[STORED ROWS]:
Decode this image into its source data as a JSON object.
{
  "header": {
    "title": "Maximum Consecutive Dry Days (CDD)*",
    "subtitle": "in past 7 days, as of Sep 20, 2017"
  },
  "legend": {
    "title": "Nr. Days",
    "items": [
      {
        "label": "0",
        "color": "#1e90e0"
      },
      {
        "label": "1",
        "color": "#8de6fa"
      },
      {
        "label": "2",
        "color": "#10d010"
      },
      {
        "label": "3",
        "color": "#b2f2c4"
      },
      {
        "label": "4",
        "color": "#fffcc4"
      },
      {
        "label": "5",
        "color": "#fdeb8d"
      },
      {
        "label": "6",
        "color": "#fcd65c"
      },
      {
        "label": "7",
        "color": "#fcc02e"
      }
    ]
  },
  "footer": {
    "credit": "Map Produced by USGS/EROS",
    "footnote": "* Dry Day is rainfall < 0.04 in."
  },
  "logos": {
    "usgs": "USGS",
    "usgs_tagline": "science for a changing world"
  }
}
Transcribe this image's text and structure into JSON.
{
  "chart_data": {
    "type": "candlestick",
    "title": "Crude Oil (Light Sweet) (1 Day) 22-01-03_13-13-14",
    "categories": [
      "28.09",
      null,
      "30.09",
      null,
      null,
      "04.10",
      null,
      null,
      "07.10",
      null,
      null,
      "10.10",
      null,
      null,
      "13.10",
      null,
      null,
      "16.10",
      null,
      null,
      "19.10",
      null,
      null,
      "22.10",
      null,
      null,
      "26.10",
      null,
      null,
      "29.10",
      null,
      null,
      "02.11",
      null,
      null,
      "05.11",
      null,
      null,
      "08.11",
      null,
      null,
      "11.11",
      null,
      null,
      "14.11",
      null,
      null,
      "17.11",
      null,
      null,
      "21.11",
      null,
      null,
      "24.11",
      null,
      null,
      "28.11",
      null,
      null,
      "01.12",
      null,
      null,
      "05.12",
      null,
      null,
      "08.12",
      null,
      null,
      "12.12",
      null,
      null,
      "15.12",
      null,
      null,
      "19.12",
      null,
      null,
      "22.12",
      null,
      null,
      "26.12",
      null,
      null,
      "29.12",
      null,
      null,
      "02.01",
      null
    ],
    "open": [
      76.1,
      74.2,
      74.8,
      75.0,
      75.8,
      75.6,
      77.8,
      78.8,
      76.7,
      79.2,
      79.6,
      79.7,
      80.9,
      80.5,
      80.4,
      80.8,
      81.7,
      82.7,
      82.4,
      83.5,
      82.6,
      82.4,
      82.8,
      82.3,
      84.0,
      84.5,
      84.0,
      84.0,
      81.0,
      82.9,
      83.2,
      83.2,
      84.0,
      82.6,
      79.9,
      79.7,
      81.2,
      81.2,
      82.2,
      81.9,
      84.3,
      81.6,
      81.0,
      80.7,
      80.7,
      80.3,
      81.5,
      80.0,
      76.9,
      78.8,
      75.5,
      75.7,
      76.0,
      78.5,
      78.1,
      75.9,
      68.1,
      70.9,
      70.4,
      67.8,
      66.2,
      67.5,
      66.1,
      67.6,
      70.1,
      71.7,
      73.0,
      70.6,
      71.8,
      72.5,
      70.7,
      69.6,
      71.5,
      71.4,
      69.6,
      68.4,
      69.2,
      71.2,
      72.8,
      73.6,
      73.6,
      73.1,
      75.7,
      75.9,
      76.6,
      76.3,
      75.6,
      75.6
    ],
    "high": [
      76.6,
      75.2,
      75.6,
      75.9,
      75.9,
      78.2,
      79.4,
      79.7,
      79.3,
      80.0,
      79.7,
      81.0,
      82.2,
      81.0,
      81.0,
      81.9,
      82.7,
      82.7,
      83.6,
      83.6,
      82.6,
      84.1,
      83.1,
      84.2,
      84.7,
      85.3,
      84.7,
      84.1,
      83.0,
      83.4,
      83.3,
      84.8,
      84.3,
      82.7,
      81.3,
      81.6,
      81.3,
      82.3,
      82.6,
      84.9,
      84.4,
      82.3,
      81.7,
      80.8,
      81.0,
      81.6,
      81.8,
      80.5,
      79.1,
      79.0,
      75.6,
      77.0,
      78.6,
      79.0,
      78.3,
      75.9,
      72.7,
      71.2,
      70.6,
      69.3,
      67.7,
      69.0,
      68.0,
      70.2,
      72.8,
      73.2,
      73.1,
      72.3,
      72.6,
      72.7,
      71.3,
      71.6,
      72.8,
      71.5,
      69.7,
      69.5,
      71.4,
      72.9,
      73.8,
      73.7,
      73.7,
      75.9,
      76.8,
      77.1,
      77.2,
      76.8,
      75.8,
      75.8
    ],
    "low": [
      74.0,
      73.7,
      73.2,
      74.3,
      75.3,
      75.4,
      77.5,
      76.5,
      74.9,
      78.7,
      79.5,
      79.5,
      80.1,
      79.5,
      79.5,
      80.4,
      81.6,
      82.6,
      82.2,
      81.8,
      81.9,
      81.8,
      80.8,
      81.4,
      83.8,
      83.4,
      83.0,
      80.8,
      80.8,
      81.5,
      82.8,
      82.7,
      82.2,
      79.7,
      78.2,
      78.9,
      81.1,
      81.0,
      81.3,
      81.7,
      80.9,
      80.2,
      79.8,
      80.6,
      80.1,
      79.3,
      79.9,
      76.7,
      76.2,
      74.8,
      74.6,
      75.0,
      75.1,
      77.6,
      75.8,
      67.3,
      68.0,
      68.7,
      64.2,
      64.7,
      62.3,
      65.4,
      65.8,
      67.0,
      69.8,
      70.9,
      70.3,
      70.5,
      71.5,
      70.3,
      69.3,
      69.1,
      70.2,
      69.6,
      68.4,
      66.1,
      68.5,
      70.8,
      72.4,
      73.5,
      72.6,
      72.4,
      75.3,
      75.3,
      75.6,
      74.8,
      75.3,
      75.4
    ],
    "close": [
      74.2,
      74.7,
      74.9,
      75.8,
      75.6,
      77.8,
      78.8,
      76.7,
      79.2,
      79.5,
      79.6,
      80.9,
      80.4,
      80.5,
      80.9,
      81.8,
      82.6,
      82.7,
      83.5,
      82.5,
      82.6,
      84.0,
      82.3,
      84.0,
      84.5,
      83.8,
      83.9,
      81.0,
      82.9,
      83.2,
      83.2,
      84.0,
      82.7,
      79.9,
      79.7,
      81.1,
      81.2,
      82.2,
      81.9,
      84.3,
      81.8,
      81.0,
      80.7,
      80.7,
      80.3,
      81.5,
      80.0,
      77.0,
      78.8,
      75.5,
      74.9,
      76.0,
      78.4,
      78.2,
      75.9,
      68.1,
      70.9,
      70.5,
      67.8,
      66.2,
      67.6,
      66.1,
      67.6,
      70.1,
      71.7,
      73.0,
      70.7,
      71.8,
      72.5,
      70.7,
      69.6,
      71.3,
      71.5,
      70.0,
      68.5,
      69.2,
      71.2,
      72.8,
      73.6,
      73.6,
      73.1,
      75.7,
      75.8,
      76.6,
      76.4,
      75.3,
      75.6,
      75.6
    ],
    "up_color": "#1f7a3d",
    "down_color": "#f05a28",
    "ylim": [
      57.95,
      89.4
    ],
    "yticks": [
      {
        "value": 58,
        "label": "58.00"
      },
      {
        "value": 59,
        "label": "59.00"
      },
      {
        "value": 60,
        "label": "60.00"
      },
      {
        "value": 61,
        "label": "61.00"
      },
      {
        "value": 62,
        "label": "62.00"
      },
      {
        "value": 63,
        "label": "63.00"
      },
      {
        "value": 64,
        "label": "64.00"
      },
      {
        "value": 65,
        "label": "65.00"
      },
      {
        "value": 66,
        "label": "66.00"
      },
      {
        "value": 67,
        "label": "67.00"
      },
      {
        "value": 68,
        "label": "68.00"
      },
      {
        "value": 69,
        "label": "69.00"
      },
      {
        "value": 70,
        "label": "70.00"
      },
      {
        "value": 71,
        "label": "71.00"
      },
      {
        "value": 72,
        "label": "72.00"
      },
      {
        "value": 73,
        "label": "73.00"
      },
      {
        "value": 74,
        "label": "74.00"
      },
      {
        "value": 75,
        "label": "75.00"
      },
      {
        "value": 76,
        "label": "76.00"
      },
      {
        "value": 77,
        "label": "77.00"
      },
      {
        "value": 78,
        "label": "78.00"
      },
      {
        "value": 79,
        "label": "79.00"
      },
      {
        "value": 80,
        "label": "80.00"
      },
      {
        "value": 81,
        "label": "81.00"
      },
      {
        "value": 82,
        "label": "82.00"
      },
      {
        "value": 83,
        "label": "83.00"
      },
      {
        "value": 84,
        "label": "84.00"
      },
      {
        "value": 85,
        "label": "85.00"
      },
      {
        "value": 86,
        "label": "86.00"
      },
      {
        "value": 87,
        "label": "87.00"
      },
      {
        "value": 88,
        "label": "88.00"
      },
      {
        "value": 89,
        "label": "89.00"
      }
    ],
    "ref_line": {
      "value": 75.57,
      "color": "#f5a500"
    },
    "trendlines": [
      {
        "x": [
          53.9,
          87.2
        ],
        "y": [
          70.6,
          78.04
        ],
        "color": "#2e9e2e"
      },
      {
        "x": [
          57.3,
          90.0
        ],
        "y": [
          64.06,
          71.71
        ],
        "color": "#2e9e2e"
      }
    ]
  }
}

[WORK REQUIRED]: Where a line of the records above holds the word "JSON", copy that line.

[ANSWER IN FULL]:
Decode this image into its source data as a JSON object.
Transcribe this image's text and structure into JSON.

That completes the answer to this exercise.